» Given exercise
Repeat the listing in full, word for word.
═══ Given records ═══
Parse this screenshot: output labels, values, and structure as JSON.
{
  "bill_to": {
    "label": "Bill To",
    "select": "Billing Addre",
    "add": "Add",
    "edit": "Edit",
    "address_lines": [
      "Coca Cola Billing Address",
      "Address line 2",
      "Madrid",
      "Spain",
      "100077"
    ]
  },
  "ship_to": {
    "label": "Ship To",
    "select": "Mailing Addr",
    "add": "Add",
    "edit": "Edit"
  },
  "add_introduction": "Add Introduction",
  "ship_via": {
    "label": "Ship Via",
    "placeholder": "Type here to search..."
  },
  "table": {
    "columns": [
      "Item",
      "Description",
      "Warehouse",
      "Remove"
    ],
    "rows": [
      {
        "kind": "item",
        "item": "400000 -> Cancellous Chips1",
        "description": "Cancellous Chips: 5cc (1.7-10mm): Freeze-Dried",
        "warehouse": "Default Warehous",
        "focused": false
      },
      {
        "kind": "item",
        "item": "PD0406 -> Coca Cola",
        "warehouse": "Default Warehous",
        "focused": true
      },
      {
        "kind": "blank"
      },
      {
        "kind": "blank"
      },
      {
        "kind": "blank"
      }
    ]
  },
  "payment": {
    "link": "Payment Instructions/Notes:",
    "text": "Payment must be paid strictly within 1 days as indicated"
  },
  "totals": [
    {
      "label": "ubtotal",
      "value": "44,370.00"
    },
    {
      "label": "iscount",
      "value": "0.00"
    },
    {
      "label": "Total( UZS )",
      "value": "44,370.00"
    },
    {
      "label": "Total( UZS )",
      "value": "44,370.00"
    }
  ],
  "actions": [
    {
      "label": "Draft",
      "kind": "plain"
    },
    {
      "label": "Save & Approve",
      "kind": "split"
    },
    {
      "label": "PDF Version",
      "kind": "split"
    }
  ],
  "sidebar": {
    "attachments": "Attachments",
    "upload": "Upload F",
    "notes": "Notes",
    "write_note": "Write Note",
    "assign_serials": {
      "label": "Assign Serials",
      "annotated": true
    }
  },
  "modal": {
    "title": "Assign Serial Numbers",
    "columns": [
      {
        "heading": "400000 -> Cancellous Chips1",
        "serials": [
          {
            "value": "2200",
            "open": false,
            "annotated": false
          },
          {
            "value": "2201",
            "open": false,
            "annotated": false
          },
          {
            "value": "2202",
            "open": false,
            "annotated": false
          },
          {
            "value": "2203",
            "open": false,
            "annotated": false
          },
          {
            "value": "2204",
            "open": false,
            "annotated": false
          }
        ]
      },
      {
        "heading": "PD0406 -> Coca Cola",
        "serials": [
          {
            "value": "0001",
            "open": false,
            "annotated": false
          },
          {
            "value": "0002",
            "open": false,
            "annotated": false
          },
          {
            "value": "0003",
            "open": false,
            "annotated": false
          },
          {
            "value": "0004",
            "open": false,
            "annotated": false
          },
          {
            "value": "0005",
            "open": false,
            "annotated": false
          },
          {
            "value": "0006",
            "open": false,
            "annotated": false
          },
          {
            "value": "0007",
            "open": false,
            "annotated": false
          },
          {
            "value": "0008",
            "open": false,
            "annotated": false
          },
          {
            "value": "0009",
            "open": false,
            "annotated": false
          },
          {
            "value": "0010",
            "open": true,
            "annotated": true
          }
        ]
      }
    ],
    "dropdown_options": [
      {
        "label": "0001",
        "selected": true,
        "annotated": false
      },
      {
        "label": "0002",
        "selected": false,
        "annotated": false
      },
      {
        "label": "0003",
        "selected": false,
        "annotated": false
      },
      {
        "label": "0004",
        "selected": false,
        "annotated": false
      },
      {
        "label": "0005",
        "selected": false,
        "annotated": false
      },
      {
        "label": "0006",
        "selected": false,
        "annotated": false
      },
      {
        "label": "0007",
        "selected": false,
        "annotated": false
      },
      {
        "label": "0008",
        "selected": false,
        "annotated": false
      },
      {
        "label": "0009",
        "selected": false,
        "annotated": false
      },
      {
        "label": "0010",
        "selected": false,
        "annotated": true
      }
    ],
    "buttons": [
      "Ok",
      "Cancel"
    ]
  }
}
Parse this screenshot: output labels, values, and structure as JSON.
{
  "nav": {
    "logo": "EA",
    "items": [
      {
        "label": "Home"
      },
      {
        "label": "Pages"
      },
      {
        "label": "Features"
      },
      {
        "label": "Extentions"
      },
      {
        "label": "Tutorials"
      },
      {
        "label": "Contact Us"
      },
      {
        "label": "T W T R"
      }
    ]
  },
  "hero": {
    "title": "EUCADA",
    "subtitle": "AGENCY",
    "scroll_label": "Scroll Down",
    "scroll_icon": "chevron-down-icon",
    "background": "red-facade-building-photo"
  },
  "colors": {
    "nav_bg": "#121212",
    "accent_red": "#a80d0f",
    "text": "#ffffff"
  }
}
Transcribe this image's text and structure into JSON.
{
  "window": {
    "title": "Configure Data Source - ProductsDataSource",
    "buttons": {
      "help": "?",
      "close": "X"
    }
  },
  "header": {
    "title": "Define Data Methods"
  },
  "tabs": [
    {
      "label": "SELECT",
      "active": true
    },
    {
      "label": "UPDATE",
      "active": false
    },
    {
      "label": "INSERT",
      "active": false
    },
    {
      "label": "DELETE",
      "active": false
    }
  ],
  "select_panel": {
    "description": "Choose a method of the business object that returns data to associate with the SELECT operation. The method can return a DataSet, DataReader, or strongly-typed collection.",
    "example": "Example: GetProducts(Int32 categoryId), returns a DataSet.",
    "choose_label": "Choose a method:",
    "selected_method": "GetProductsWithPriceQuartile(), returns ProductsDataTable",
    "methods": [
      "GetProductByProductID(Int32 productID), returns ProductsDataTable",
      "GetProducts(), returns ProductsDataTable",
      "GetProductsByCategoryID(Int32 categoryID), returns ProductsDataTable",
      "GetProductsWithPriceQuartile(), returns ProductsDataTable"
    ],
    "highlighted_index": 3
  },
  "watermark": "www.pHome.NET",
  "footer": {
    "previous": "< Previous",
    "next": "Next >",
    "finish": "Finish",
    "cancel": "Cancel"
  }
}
═══
» Solution to the problem
Parse this screenshot: output labels, values, and structure as JSON.
{
  "bill_to": {
    "label": "Bill To",
    "select": "Billing Addre",
    "add": "Add",
    "edit": "Edit",
    "address_lines": [
      "Coca Cola Billing Address",
      "Address line 2",
      "Madrid",
      "Spain",
      "100077"
    ]
  },
  "ship_to": {
    "label": "Ship To",
    "select": "Mailing Addr",
    "add": "Add",
    "edit": "Edit"
  },
  "add_introduction": "Add Introduction",
  "ship_via": {
    "label": "Ship Via",
    "placeholder": "Type here to search..."
  },
  "table": {
    "columns": [
      "Item",
      "Description",
      "Warehouse",
      "Remove"
    ],
    "rows": [
      {
        "kind": "item",
        "item": "400000 -> Cancellous Chips1",
        "description": "Cancellous Chips: 5cc (1.7-10mm): Freeze-Dried",
        "warehouse": "Default Warehous",
        "focused": false
      },
      {
        "kind": "item",
        "item": "PD0406 -> Coca Cola",
        "warehouse": "Default Warehous",
        "focused": true
      },
      {
        "kind": "blank"
      },
      {
        "kind": "blank"
      },
      {
        "kind": "blank"
      }
    ]
  },
  "payment": {
    "link": "Payment Instructions/Notes:",
    "text": "Payment must be paid strictly within 1 days as indicated"
  },
  "totals": [
    {
      "label": "ubtotal",
      "value": "44,370.00"
    },
    {
      "label": "iscount",
      "value": "0.00"
    },
    {
      "label": "Total( UZS )",
      "value": "44,370.00"
    },
    {
      "label": "Total( UZS )",
      "value": "44,370.00"
    }
  ],
  "actions": [
    {
      "label": "Draft",
      "kind": "plain"
    },
    {
      "label": "Save & Approve",
      "kind": "split"
    },
    {
      "label": "PDF Version",
      "kind": "split"
    }
  ],
  "sidebar": {
    "attachments": "Attachments",
    "upload": "Upload F",
    "notes": "Notes",
    "write_note": "Write Note",
    "assign_serials": {
      "label": "Assign Serials",
      "annotated": true
    }
  },
  "modal": {
    "title": "Assign Serial Numbers",
    "columns": [
      {
        "heading": "400000 -> Cancellous Chips1",
        "serials": [
          {
            "value": "2200",
            "open": false,
            "annotated": false
          },
          {
            "value": "2201",
            "open": false,
            "annotated": false
          },
          {
            "value": "2202",
            "open": false,
            "annotated": false
          },
          {
            "value": "2203",
            "open": false,
            "annotated": false
          },
          {
            "value": "2204",
            "open": false,
            "annotated": false
          }
        ]
      },
      {
        "heading": "PD0406 -> Coca Cola",
        "serials": [
          {
            "value": "0001",
            "open": false,
            "annotated": false
          },
          {
            "value": "0002",
            "open": false,
            "annotated": false
          },
          {
            "value": "0003",
            "open": false,
            "annotated": false
          },
          {
            "value": "0004",
            "open": false,
            "annotated": false
          },
          {
            "value": "0005",
            "open": false,
            "annotated": false
          },
          {
            "value": "0006",
            "open": false,
            "annotated": false
          },
          {
            "value": "0007",
            "open": false,
            "annotated": false
          },
          {
            "value": "0008",
            "open": false,
            "annotated": false
          },
          {
            "value": "0009",
            "open": false,
            "annotated": false
          },
          {
            "value": "0010",
            "open": true,
            "annotated": true
          }
        ]
      }
    ],
    "dropdown_options": [
      {
        "label": "0001",
        "selected": true,
        "annotated": false
      },
      {
        "label": "0002",
        "selected": false,
        "annotated": false
      },
      {
        "label": "0003",
        "selected": false,
        "annotated": false
      },
      {
        "label": "0004",
        "selected": false,
        "annotated": false
      },
      {
        "label": "0005",
        "selected": false,
        "annotated": false
      },
      {
        "label": "0006",
        "selected": false,
        "annotated": false
      },
      {
        "label": "0007",
        "selected": false,
        "annotated": false
      },
      {
        "label": "0008",
        "selected": false,
        "annotated": false
      },
      {
        "label": "0009",
        "selected": false,
        "annotated": false
      },
      {
        "label": "0010",
        "selected": false,
        "annotated": true
      }
    ],
    "buttons": [
      "Ok",
      "Cancel"
    ]
  }
}
Parse this screenshot: output labels, values, and structure as JSON.
{
  "nav": {
    "logo": "EA",
    "items": [
      {
        "label": "Home"
      },
      {
        "label": "Pages"
      },
      {
        "label": "Features"
      },
      {
        "label": "Extentions"
      },
      {
        "label": "Tutorials"
      },
      {
        "label": "Contact Us"
      },
      {
        "label": "T W T R"
      }
    ]
  },
  "hero": {
    "title": "EUCADA",
    "subtitle": "AGENCY",
    "scroll_label": "Scroll Down",
    "scroll_icon": "chevron-down-icon",
    "background": "red-facade-building-photo"
  },
  "colors": {
    "nav_bg": "#121212",
    "accent_red": "#a80d0f",
    "text": "#ffffff"
  }
}
Transcribe this image's text and structure into JSON.
{
  "window": {
    "title": "Configure Data Source - ProductsDataSource",
    "buttons": {
      "help": "?",
      "close": "X"
    }
  },
  "header": {
    "title": "Define Data Methods"
  },
  "tabs": [
    {
      "label": "SELECT",
      "active": true
    },
    {
      "label": "UPDATE",
      "active": false
    },
    {
      "label": "INSERT",
      "active": false
    },
    {
      "label": "DELETE",
      "active": false
    }
  ],
  "select_panel": {
    "description": "Choose a method of the business object that returns data to associate with the SELECT operation. The method can return a DataSet, DataReader, or strongly-typed collection.",
    "example": "Example: GetProducts(Int32 categoryId), returns a DataSet.",
    "choose_label": "Choose a method:",
    "selected_method": "GetProductsWithPriceQuartile(), returns ProductsDataTable",
    "methods": [
      "GetProductByProductID(Int32 productID), returns ProductsDataTable",
      "GetProducts(), returns ProductsDataTable",
      "GetProductsByCategoryID(Int32 categoryID), returns ProductsDataTable",
      "GetProductsWithPriceQuartile(), returns ProductsDataTable"
    ],
    "highlighted_index": 3
  },
  "watermark": "www.pHome.NET",
  "footer": {
    "previous": "< Previous",
    "next": "Next >",
    "finish": "Finish",
    "cancel": "Cancel"
  }
}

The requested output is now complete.